The request — The records below must be output exactly, without pictures.

[Entries from a dataset]
-=-=-

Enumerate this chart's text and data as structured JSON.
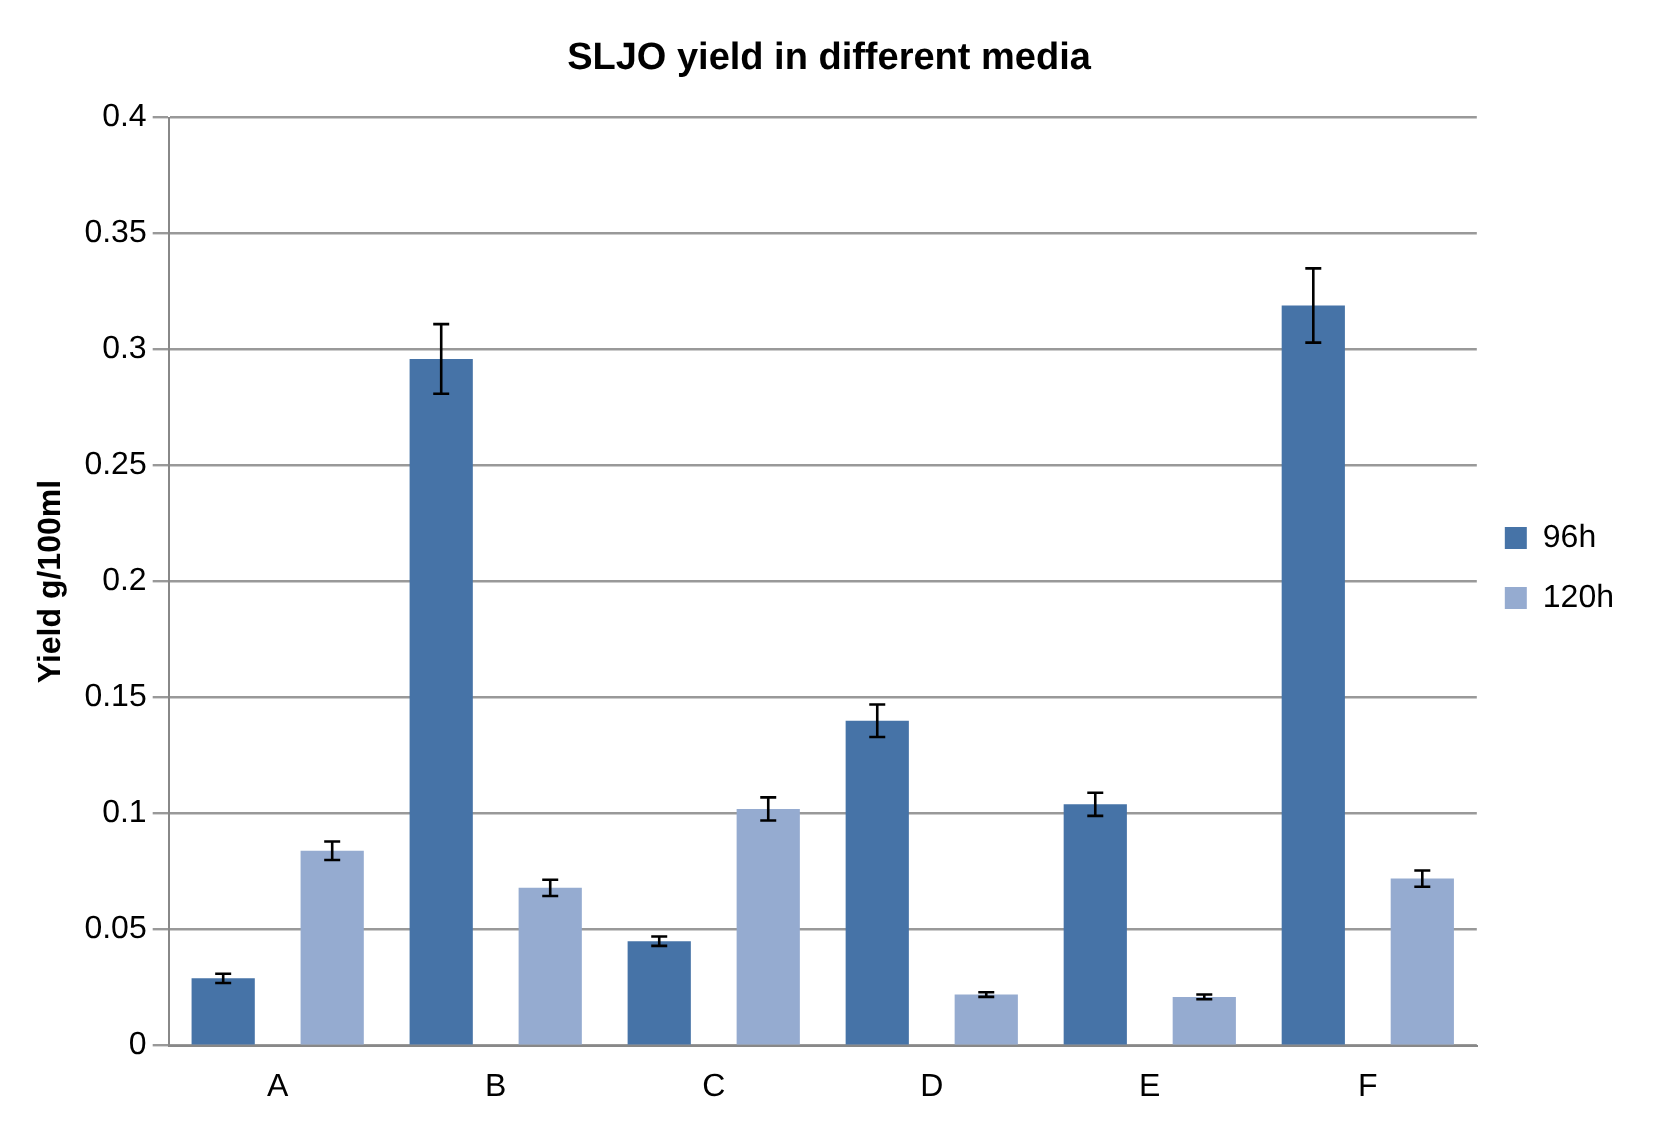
{
  "chart_data": {
    "type": "bar",
    "title": "SLJO yield in different media",
    "ylabel": "Yield g/100ml",
    "categories": [
      "A",
      "B",
      "C",
      "D",
      "E",
      "F"
    ],
    "series": [
      {
        "name": "96h",
        "color": "#4673a7",
        "values": [
          0.029,
          0.296,
          0.045,
          0.14,
          0.104,
          0.319
        ],
        "errors": [
          0.002,
          0.015,
          0.002,
          0.007,
          0.005,
          0.016
        ]
      },
      {
        "name": "120h",
        "color": "#95abd0",
        "values": [
          0.084,
          0.068,
          0.102,
          0.022,
          0.021,
          0.072
        ],
        "errors": [
          0.004,
          0.0035,
          0.005,
          0.001,
          0.001,
          0.0035
        ]
      }
    ],
    "ylim": [
      0,
      0.4
    ],
    "yticks": [
      0,
      0.05,
      0.1,
      0.15,
      0.2,
      0.25,
      0.3,
      0.35,
      0.4
    ],
    "grid": "y",
    "legend": "right"
  }
}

-=-=-

Finished task —
Enumerate this chart's text and data as structured JSON.
{
  "chart_data": {
    "type": "bar",
    "title": "SLJO yield in different media",
    "ylabel": "Yield g/100ml",
    "categories": [
      "A",
      "B",
      "C",
      "D",
      "E",
      "F"
    ],
    "series": [
      {
        "name": "96h",
        "color": "#4673a7",
        "values": [
          0.029,
          0.296,
          0.045,
          0.14,
          0.104,
          0.319
        ],
        "errors": [
          0.002,
          0.015,
          0.002,
          0.007,
          0.005,
          0.016
        ]
      },
      {
        "name": "120h",
        "color": "#95abd0",
        "values": [
          0.084,
          0.068,
          0.102,
          0.022,
          0.021,
          0.072
        ],
        "errors": [
          0.004,
          0.0035,
          0.005,
          0.001,
          0.001,
          0.0035
        ]
      }
    ],
    "ylim": [
      0,
      0.4
    ],
    "yticks": [
      0,
      0.05,
      0.1,
      0.15,
      0.2,
      0.25,
      0.3,
      0.35,
      0.4
    ],
    "grid": "y",
    "legend": "right"
  }
}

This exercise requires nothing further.